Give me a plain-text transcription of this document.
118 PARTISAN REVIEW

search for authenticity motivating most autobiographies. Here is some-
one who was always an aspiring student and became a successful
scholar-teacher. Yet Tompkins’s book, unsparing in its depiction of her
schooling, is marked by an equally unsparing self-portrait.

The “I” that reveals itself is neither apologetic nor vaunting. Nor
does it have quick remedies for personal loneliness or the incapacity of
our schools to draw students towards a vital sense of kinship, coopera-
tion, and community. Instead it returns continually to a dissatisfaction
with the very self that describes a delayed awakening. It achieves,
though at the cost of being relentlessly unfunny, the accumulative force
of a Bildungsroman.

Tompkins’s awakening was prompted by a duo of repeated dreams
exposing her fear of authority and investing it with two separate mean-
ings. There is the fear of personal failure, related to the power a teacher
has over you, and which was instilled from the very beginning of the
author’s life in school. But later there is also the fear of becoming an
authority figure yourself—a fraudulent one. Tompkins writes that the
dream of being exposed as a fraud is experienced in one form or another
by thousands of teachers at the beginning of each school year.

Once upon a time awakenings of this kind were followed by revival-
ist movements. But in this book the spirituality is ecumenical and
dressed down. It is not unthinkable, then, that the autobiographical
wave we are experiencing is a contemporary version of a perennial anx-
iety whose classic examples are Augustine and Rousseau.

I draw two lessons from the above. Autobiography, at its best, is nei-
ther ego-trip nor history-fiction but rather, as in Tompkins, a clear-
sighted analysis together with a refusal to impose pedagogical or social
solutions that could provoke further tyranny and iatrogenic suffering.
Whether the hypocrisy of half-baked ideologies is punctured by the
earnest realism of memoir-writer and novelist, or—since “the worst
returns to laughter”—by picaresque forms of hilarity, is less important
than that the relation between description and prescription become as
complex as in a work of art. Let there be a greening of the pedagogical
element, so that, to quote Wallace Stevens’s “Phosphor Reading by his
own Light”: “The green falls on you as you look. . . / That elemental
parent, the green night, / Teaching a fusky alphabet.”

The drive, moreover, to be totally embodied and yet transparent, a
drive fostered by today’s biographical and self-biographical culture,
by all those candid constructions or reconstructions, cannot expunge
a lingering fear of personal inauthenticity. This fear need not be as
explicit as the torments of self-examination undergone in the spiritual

...

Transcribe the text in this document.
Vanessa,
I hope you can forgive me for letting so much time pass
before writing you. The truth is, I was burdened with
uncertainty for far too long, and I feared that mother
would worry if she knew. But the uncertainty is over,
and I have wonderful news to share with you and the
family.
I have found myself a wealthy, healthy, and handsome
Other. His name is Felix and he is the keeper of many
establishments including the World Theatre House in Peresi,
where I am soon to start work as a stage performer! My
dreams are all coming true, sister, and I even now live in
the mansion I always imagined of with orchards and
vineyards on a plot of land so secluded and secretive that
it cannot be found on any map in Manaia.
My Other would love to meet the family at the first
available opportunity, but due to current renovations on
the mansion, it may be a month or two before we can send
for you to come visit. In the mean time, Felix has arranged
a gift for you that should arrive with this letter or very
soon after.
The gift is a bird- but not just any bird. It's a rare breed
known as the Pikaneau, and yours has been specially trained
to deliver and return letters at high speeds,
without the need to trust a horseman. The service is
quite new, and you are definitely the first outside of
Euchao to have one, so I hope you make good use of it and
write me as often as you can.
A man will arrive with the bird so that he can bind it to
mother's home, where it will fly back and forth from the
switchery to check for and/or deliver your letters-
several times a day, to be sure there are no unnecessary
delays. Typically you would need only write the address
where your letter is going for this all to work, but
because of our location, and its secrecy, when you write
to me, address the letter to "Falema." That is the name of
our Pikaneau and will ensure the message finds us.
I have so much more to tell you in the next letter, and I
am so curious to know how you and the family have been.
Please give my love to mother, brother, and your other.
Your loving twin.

§ Required work
Show every line of the records above that contains the word "letters".

§ Answer for this exercise
to deliver and return letters at high speeds,
switchery to check for and/or deliver your letters-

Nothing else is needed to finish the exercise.